→ **Aim of the task**
Return, word for word, every line that follows.

→ **Data to process**
________________

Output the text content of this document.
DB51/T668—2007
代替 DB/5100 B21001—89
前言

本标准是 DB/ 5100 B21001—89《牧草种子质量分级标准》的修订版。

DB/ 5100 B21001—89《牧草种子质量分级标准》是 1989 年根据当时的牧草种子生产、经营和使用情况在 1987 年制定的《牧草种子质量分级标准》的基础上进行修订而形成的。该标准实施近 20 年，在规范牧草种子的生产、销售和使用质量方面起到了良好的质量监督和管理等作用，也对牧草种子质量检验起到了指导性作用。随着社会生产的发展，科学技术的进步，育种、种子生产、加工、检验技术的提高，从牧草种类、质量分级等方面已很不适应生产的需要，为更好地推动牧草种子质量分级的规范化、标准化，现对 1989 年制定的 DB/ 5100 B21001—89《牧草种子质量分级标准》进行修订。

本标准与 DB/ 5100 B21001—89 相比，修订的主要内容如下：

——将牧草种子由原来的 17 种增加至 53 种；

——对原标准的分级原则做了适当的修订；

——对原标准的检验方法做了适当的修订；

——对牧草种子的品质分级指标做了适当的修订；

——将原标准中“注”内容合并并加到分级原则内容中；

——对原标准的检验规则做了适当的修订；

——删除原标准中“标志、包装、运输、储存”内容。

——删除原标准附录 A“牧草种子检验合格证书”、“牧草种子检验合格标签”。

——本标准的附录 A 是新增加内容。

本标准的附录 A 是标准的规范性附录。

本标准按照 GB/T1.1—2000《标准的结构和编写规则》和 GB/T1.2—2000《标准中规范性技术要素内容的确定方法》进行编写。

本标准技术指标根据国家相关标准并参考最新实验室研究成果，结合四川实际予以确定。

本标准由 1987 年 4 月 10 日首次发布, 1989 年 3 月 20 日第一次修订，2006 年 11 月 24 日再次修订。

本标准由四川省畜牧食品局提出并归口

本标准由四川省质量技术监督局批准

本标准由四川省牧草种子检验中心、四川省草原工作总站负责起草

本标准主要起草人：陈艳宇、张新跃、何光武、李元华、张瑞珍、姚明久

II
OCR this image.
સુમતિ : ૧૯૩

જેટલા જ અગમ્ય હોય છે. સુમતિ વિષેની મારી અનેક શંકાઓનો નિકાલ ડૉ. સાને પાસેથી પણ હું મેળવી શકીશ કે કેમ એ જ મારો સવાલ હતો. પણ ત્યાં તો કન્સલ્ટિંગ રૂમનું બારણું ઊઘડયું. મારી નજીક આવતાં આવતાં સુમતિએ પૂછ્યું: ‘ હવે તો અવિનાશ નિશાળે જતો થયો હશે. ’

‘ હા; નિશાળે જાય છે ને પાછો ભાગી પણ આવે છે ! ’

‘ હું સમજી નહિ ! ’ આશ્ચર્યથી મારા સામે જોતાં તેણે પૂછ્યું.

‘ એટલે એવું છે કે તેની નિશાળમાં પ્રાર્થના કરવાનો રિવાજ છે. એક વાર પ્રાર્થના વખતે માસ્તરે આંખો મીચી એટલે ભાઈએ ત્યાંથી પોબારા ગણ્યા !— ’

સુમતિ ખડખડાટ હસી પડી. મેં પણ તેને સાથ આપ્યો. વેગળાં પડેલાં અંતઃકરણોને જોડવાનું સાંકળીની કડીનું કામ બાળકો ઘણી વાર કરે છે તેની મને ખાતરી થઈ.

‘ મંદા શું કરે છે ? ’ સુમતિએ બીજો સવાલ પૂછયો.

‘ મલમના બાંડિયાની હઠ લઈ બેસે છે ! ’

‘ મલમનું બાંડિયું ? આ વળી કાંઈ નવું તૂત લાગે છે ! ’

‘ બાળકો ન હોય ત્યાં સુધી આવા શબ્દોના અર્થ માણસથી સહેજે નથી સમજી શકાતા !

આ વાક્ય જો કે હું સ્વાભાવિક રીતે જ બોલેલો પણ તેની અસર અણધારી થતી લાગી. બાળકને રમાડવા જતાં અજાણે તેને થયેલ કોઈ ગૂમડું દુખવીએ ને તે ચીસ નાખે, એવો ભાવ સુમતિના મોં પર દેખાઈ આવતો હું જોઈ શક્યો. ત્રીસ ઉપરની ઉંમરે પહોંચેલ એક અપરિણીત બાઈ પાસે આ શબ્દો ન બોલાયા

________________

→ **The result**
Output the text content of this document.
DB51/T668—2007
代替 DB/5100 B21001—89
前言

本标准是 DB/ 5100 B21001—89《牧草种子质量分级标准》的修订版。

DB/ 5100 B21001—89《牧草种子质量分级标准》是 1989 年根据当时的牧草种子生产、经营和使用情况在 1987 年制定的《牧草种子质量分级标准》的基础上进行修订而形成的。该标准实施近 20 年，在规范牧草种子的生产、销售和使用质量方面起到了良好的质量监督和管理等作用，也对牧草种子质量检验起到了指导性作用。随着社会生产的发展，科学技术的进步，育种、种子生产、加工、检验技术的提高，从牧草种类、质量分级等方面已很不适应生产的需要，为更好地推动牧草种子质量分级的规范化、标准化，现对 1989 年制定的 DB/ 5100 B21001—89《牧草种子质量分级标准》进行修订。

本标准与 DB/ 5100 B21001—89 相比，修订的主要内容如下：

——将牧草种子由原来的 17 种增加至 53 种；

——对原标准的分级原则做了适当的修订；

——对原标准的检验方法做了适当的修订；

——对牧草种子的品质分级指标做了适当的修订；

——将原标准中“注”内容合并并加到分级原则内容中；

——对原标准的检验规则做了适当的修订；

——删除原标准中“标志、包装、运输、储存”内容。

——删除原标准附录 A“牧草种子检验合格证书”、“牧草种子检验合格标签”。

——本标准的附录 A 是新增加内容。

本标准的附录 A 是标准的规范性附录。

本标准按照 GB/T1.1—2000《标准的结构和编写规则》和 GB/T1.2—2000《标准中规范性技术要素内容的确定方法》进行编写。

本标准技术指标根据国家相关标准并参考最新实验室研究成果，结合四川实际予以确定。

本标准由 1987 年 4 月 10 日首次发布, 1989 年 3 月 20 日第一次修订，2006 年 11 月 24 日再次修订。

本标准由四川省畜牧食品局提出并归口

本标准由四川省质量技术监督局批准

本标准由四川省牧草种子检验中心、四川省草原工作总站负责起草

本标准主要起草人：陈艳宇、张新跃、何光武、李元华、张瑞珍、姚明久

II
OCR this image.
સુમતિ : ૧૯૩

જેટલા જ અગમ્ય હોય છે. સુમતિ વિષેની મારી અનેક શંકાઓનો નિકાલ ડૉ. સાને પાસેથી પણ હું મેળવી શકીશ કે કેમ એ જ મારો સવાલ હતો. પણ ત્યાં તો કન્સલ્ટિંગ રૂમનું બારણું ઊઘડયું. મારી નજીક આવતાં આવતાં સુમતિએ પૂછ્યું: ‘ હવે તો અવિનાશ નિશાળે જતો થયો હશે. ’

‘ હા; નિશાળે જાય છે ને પાછો ભાગી પણ આવે છે ! ’

‘ હું સમજી નહિ ! ’ આશ્ચર્યથી મારા સામે જોતાં તેણે પૂછ્યું.

‘ એટલે એવું છે કે તેની નિશાળમાં પ્રાર્થના કરવાનો રિવાજ છે. એક વાર પ્રાર્થના વખતે માસ્તરે આંખો મીચી એટલે ભાઈએ ત્યાંથી પોબારા ગણ્યા !— ’

સુમતિ ખડખડાટ હસી પડી. મેં પણ તેને સાથ આપ્યો. વેગળાં પડેલાં અંતઃકરણોને જોડવાનું સાંકળીની કડીનું કામ બાળકો ઘણી વાર કરે છે તેની મને ખાતરી થઈ.

‘ મંદા શું કરે છે ? ’ સુમતિએ બીજો સવાલ પૂછયો.

‘ મલમના બાંડિયાની હઠ લઈ બેસે છે ! ’

‘ મલમનું બાંડિયું ? આ વળી કાંઈ નવું તૂત લાગે છે ! ’

‘ બાળકો ન હોય ત્યાં સુધી આવા શબ્દોના અર્થ માણસથી સહેજે નથી સમજી શકાતા !

આ વાક્ય જો કે હું સ્વાભાવિક રીતે જ બોલેલો પણ તેની અસર અણધારી થતી લાગી. બાળકને રમાડવા જતાં અજાણે તેને થયેલ કોઈ ગૂમડું દુખવીએ ને તે ચીસ નાખે, એવો ભાવ સુમતિના મોં પર દેખાઈ આવતો હું જોઈ શક્યો. ત્રીસ ઉપરની ઉંમરે પહોંચેલ એક અપરિણીત બાઈ પાસે આ શબ્દો ન બોલાયા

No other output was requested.